→ MATERIALS PROVIDED
--- START ---

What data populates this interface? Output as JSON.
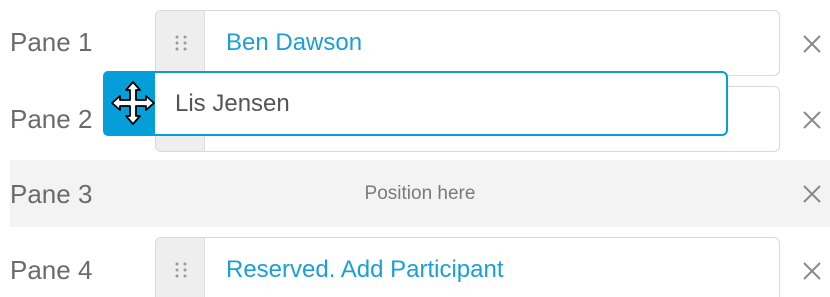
{
  "panes": [
    {
      "label": "Pane 1",
      "participant": "Ben Dawson"
    },
    {
      "label": "Pane 2",
      "participant": ""
    },
    {
      "label": "Pane 3",
      "drop_hint": "Position here"
    },
    {
      "label": "Pane 4",
      "participant": "Reserved. Add Participant"
    }
  ],
  "drag": {
    "participant": "Lis Jensen",
    "cursor_icon": "move-cursor-icon"
  },
  "icons": {
    "handle": "drag-handle-icon",
    "remove": "close-icon"
  },
  "colors": {
    "accent": "#049fd9",
    "link_text": "#1a9fd9",
    "label_text": "#6b6b6b",
    "drop_zone_bg": "#f3f3f3",
    "handle_bg": "#eeeeee"
  }
}
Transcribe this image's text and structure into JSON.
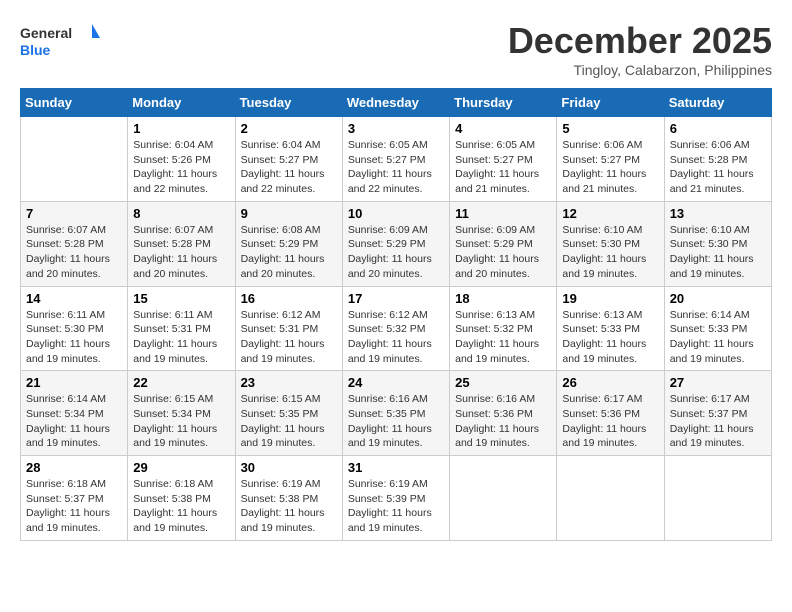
{
  "header": {
    "logo_line1": "General",
    "logo_line2": "Blue",
    "month": "December 2025",
    "location": "Tingloy, Calabarzon, Philippines"
  },
  "weekdays": [
    "Sunday",
    "Monday",
    "Tuesday",
    "Wednesday",
    "Thursday",
    "Friday",
    "Saturday"
  ],
  "weeks": [
    [
      {
        "day": "",
        "info": ""
      },
      {
        "day": "1",
        "info": "Sunrise: 6:04 AM\nSunset: 5:26 PM\nDaylight: 11 hours\nand 22 minutes."
      },
      {
        "day": "2",
        "info": "Sunrise: 6:04 AM\nSunset: 5:27 PM\nDaylight: 11 hours\nand 22 minutes."
      },
      {
        "day": "3",
        "info": "Sunrise: 6:05 AM\nSunset: 5:27 PM\nDaylight: 11 hours\nand 22 minutes."
      },
      {
        "day": "4",
        "info": "Sunrise: 6:05 AM\nSunset: 5:27 PM\nDaylight: 11 hours\nand 21 minutes."
      },
      {
        "day": "5",
        "info": "Sunrise: 6:06 AM\nSunset: 5:27 PM\nDaylight: 11 hours\nand 21 minutes."
      },
      {
        "day": "6",
        "info": "Sunrise: 6:06 AM\nSunset: 5:28 PM\nDaylight: 11 hours\nand 21 minutes."
      }
    ],
    [
      {
        "day": "7",
        "info": "Sunrise: 6:07 AM\nSunset: 5:28 PM\nDaylight: 11 hours\nand 20 minutes."
      },
      {
        "day": "8",
        "info": "Sunrise: 6:07 AM\nSunset: 5:28 PM\nDaylight: 11 hours\nand 20 minutes."
      },
      {
        "day": "9",
        "info": "Sunrise: 6:08 AM\nSunset: 5:29 PM\nDaylight: 11 hours\nand 20 minutes."
      },
      {
        "day": "10",
        "info": "Sunrise: 6:09 AM\nSunset: 5:29 PM\nDaylight: 11 hours\nand 20 minutes."
      },
      {
        "day": "11",
        "info": "Sunrise: 6:09 AM\nSunset: 5:29 PM\nDaylight: 11 hours\nand 20 minutes."
      },
      {
        "day": "12",
        "info": "Sunrise: 6:10 AM\nSunset: 5:30 PM\nDaylight: 11 hours\nand 19 minutes."
      },
      {
        "day": "13",
        "info": "Sunrise: 6:10 AM\nSunset: 5:30 PM\nDaylight: 11 hours\nand 19 minutes."
      }
    ],
    [
      {
        "day": "14",
        "info": "Sunrise: 6:11 AM\nSunset: 5:30 PM\nDaylight: 11 hours\nand 19 minutes."
      },
      {
        "day": "15",
        "info": "Sunrise: 6:11 AM\nSunset: 5:31 PM\nDaylight: 11 hours\nand 19 minutes."
      },
      {
        "day": "16",
        "info": "Sunrise: 6:12 AM\nSunset: 5:31 PM\nDaylight: 11 hours\nand 19 minutes."
      },
      {
        "day": "17",
        "info": "Sunrise: 6:12 AM\nSunset: 5:32 PM\nDaylight: 11 hours\nand 19 minutes."
      },
      {
        "day": "18",
        "info": "Sunrise: 6:13 AM\nSunset: 5:32 PM\nDaylight: 11 hours\nand 19 minutes."
      },
      {
        "day": "19",
        "info": "Sunrise: 6:13 AM\nSunset: 5:33 PM\nDaylight: 11 hours\nand 19 minutes."
      },
      {
        "day": "20",
        "info": "Sunrise: 6:14 AM\nSunset: 5:33 PM\nDaylight: 11 hours\nand 19 minutes."
      }
    ],
    [
      {
        "day": "21",
        "info": "Sunrise: 6:14 AM\nSunset: 5:34 PM\nDaylight: 11 hours\nand 19 minutes."
      },
      {
        "day": "22",
        "info": "Sunrise: 6:15 AM\nSunset: 5:34 PM\nDaylight: 11 hours\nand 19 minutes."
      },
      {
        "day": "23",
        "info": "Sunrise: 6:15 AM\nSunset: 5:35 PM\nDaylight: 11 hours\nand 19 minutes."
      },
      {
        "day": "24",
        "info": "Sunrise: 6:16 AM\nSunset: 5:35 PM\nDaylight: 11 hours\nand 19 minutes."
      },
      {
        "day": "25",
        "info": "Sunrise: 6:16 AM\nSunset: 5:36 PM\nDaylight: 11 hours\nand 19 minutes."
      },
      {
        "day": "26",
        "info": "Sunrise: 6:17 AM\nSunset: 5:36 PM\nDaylight: 11 hours\nand 19 minutes."
      },
      {
        "day": "27",
        "info": "Sunrise: 6:17 AM\nSunset: 5:37 PM\nDaylight: 11 hours\nand 19 minutes."
      }
    ],
    [
      {
        "day": "28",
        "info": "Sunrise: 6:18 AM\nSunset: 5:37 PM\nDaylight: 11 hours\nand 19 minutes."
      },
      {
        "day": "29",
        "info": "Sunrise: 6:18 AM\nSunset: 5:38 PM\nDaylight: 11 hours\nand 19 minutes."
      },
      {
        "day": "30",
        "info": "Sunrise: 6:19 AM\nSunset: 5:38 PM\nDaylight: 11 hours\nand 19 minutes."
      },
      {
        "day": "31",
        "info": "Sunrise: 6:19 AM\nSunset: 5:39 PM\nDaylight: 11 hours\nand 19 minutes."
      },
      {
        "day": "",
        "info": ""
      },
      {
        "day": "",
        "info": ""
      },
      {
        "day": "",
        "info": ""
      }
    ]
  ]
}
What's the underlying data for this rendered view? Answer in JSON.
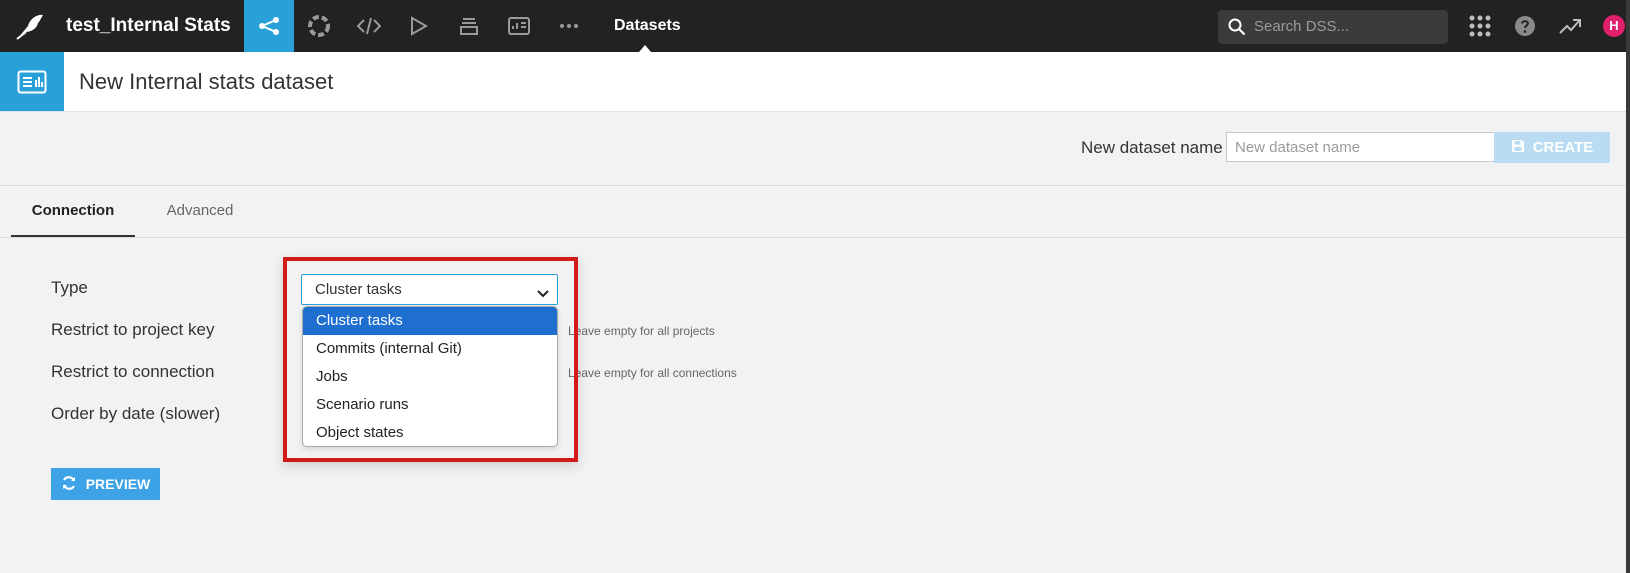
{
  "topbar": {
    "project_title": "test_Internal Stats",
    "current_section": "Datasets",
    "nav_icons": [
      "flow-icon",
      "lab-icon",
      "code-icon",
      "run-icon",
      "stack-icon",
      "dashboard-icon",
      "more-icon"
    ],
    "search_placeholder": "Search DSS...",
    "avatar_initial": "H"
  },
  "page": {
    "title": "New Internal stats dataset"
  },
  "name_row": {
    "label": "New dataset name",
    "input_placeholder": "New dataset name",
    "input_value": "",
    "create_label": "CREATE"
  },
  "tabs": [
    {
      "label": "Connection",
      "active": true
    },
    {
      "label": "Advanced",
      "active": false
    }
  ],
  "form": {
    "type_label": "Type",
    "project_key_label": "Restrict to project key",
    "project_key_help": "Leave empty for all projects",
    "connection_label": "Restrict to connection",
    "connection_help": "Leave empty for all connections",
    "order_label": "Order by date (slower)",
    "type_selected": "Cluster tasks",
    "type_options": [
      "Cluster tasks",
      "Commits (internal Git)",
      "Jobs",
      "Scenario runs",
      "Object states"
    ],
    "preview_label": "PREVIEW"
  },
  "colors": {
    "accent": "#2aa0d8",
    "topbar_bg": "#222222",
    "create_disabled": "#b9dcf3",
    "preview_button": "#3da3e6",
    "selected_option": "#1f6fd0",
    "highlight_border": "#d11a1a",
    "avatar": "#e0206a"
  }
}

--- END ---

→ AIM OF THE EXERCISE
Retype each record exactly as it stands, but do not include the pictures.

→ RESPONSE TO THIS EXERCISE
What data populates this interface? Output as JSON.
{
  "panes": [
    {
      "label": "Pane 1",
      "participant": "Ben Dawson"
    },
    {
      "label": "Pane 2",
      "participant": ""
    },
    {
      "label": "Pane 3",
      "drop_hint": "Position here"
    },
    {
      "label": "Pane 4",
      "participant": "Reserved. Add Participant"
    }
  ],
  "drag": {
    "participant": "Lis Jensen",
    "cursor_icon": "move-cursor-icon"
  },
  "icons": {
    "handle": "drag-handle-icon",
    "remove": "close-icon"
  },
  "colors": {
    "accent": "#049fd9",
    "link_text": "#1a9fd9",
    "label_text": "#6b6b6b",
    "drop_zone_bg": "#f3f3f3",
    "handle_bg": "#eeeeee"
  }
}
Transcribe this image's text and structure into JSON.
{
  "header": {
    "logo_line1": "General",
    "logo_line2": "Blue",
    "month": "December 2025",
    "location": "Tingloy, Calabarzon, Philippines"
  },
  "weekdays": [
    "Sunday",
    "Monday",
    "Tuesday",
    "Wednesday",
    "Thursday",
    "Friday",
    "Saturday"
  ],
  "weeks": [
    [
      {
        "day": "",
        "info": ""
      },
      {
        "day": "1",
        "info": "Sunrise: 6:04 AM\nSunset: 5:26 PM\nDaylight: 11 hours\nand 22 minutes."
      },
      {
        "day": "2",
        "info": "Sunrise: 6:04 AM\nSunset: 5:27 PM\nDaylight: 11 hours\nand 22 minutes."
      },
      {
        "day": "3",
        "info": "Sunrise: 6:05 AM\nSunset: 5:27 PM\nDaylight: 11 hours\nand 22 minutes."
      },
      {
        "day": "4",
        "info": "Sunrise: 6:05 AM\nSunset: 5:27 PM\nDaylight: 11 hours\nand 21 minutes."
      },
      {
        "day": "5",
        "info": "Sunrise: 6:06 AM\nSunset: 5:27 PM\nDaylight: 11 hours\nand 21 minutes."
      },
      {
        "day": "6",
        "info": "Sunrise: 6:06 AM\nSunset: 5:28 PM\nDaylight: 11 hours\nand 21 minutes."
      }
    ],
    [
      {
        "day": "7",
        "info": "Sunrise: 6:07 AM\nSunset: 5:28 PM\nDaylight: 11 hours\nand 20 minutes."
      },
      {
        "day": "8",
        "info": "Sunrise: 6:07 AM\nSunset: 5:28 PM\nDaylight: 11 hours\nand 20 minutes."
      },
      {
        "day": "9",
        "info": "Sunrise: 6:08 AM\nSunset: 5:29 PM\nDaylight: 11 hours\nand 20 minutes."
      },
      {
        "day": "10",
        "info": "Sunrise: 6:09 AM\nSunset: 5:29 PM\nDaylight: 11 hours\nand 20 minutes."
      },
      {
        "day": "11",
        "info": "Sunrise: 6:09 AM\nSunset: 5:29 PM\nDaylight: 11 hours\nand 20 minutes."
      },
      {
        "day": "12",
        "info": "Sunrise: 6:10 AM\nSunset: 5:30 PM\nDaylight: 11 hours\nand 19 minutes."
      },
      {
        "day": "13",
        "info": "Sunrise: 6:10 AM\nSunset: 5:30 PM\nDaylight: 11 hours\nand 19 minutes."
      }
    ],
    [
      {
        "day": "14",
        "info": "Sunrise: 6:11 AM\nSunset: 5:30 PM\nDaylight: 11 hours\nand 19 minutes."
      },
      {
        "day": "15",
        "info": "Sunrise: 6:11 AM\nSunset: 5:31 PM\nDaylight: 11 hours\nand 19 minutes."
      },
      {
        "day": "16",
        "info": "Sunrise: 6:12 AM\nSunset: 5:31 PM\nDaylight: 11 hours\nand 19 minutes."
      },
      {
        "day": "17",
        "info": "Sunrise: 6:12 AM\nSunset: 5:32 PM\nDaylight: 11 hours\nand 19 minutes."
      },
      {
        "day": "18",
        "info": "Sunrise: 6:13 AM\nSunset: 5:32 PM\nDaylight: 11 hours\nand 19 minutes."
      },
      {
        "day": "19",
        "info": "Sunrise: 6:13 AM\nSunset: 5:33 PM\nDaylight: 11 hours\nand 19 minutes."
      },
      {
        "day": "20",
        "info": "Sunrise: 6:14 AM\nSunset: 5:33 PM\nDaylight: 11 hours\nand 19 minutes."
      }
    ],
    [
      {
        "day": "21",
        "info": "Sunrise: 6:14 AM\nSunset: 5:34 PM\nDaylight: 11 hours\nand 19 minutes."
      },
      {
        "day": "22",
        "info": "Sunrise: 6:15 AM\nSunset: 5:34 PM\nDaylight: 11 hours\nand 19 minutes."
      },
      {
        "day": "23",
        "info": "Sunrise: 6:15 AM\nSunset: 5:35 PM\nDaylight: 11 hours\nand 19 minutes."
      },
      {
        "day": "24",
        "info": "Sunrise: 6:16 AM\nSunset: 5:35 PM\nDaylight: 11 hours\nand 19 minutes."
      },
      {
        "day": "25",
        "info": "Sunrise: 6:16 AM\nSunset: 5:36 PM\nDaylight: 11 hours\nand 19 minutes."
      },
      {
        "day": "26",
        "info": "Sunrise: 6:17 AM\nSunset: 5:36 PM\nDaylight: 11 hours\nand 19 minutes."
      },
      {
        "day": "27",
        "info": "Sunrise: 6:17 AM\nSunset: 5:37 PM\nDaylight: 11 hours\nand 19 minutes."
      }
    ],
    [
      {
        "day": "28",
        "info": "Sunrise: 6:18 AM\nSunset: 5:37 PM\nDaylight: 11 hours\nand 19 minutes."
      },
      {
        "day": "29",
        "info": "Sunrise: 6:18 AM\nSunset: 5:38 PM\nDaylight: 11 hours\nand 19 minutes."
      },
      {
        "day": "30",
        "info": "Sunrise: 6:19 AM\nSunset: 5:38 PM\nDaylight: 11 hours\nand 19 minutes."
      },
      {
        "day": "31",
        "info": "Sunrise: 6:19 AM\nSunset: 5:39 PM\nDaylight: 11 hours\nand 19 minutes."
      },
      {
        "day": "",
        "info": ""
      },
      {
        "day": "",
        "info": ""
      },
      {
        "day": "",
        "info": ""
      }
    ]
  ]
}
What's the underlying data for this rendered view? Answer in JSON.
{
  "topbar": {
    "project_title": "test_Internal Stats",
    "current_section": "Datasets",
    "nav_icons": [
      "flow-icon",
      "lab-icon",
      "code-icon",
      "run-icon",
      "stack-icon",
      "dashboard-icon",
      "more-icon"
    ],
    "search_placeholder": "Search DSS...",
    "avatar_initial": "H"
  },
  "page": {
    "title": "New Internal stats dataset"
  },
  "name_row": {
    "label": "New dataset name",
    "input_placeholder": "New dataset name",
    "input_value": "",
    "create_label": "CREATE"
  },
  "tabs": [
    {
      "label": "Connection",
      "active": true
    },
    {
      "label": "Advanced",
      "active": false
    }
  ],
  "form": {
    "type_label": "Type",
    "project_key_label": "Restrict to project key",
    "project_key_help": "Leave empty for all projects",
    "connection_label": "Restrict to connection",
    "connection_help": "Leave empty for all connections",
    "order_label": "Order by date (slower)",
    "type_selected": "Cluster tasks",
    "type_options": [
      "Cluster tasks",
      "Commits (internal Git)",
      "Jobs",
      "Scenario runs",
      "Object states"
    ],
    "preview_label": "PREVIEW"
  },
  "colors": {
    "accent": "#2aa0d8",
    "topbar_bg": "#222222",
    "create_disabled": "#b9dcf3",
    "preview_button": "#3da3e6",
    "selected_option": "#1f6fd0",
    "highlight_border": "#d11a1a",
    "avatar": "#e0206a"
  }
}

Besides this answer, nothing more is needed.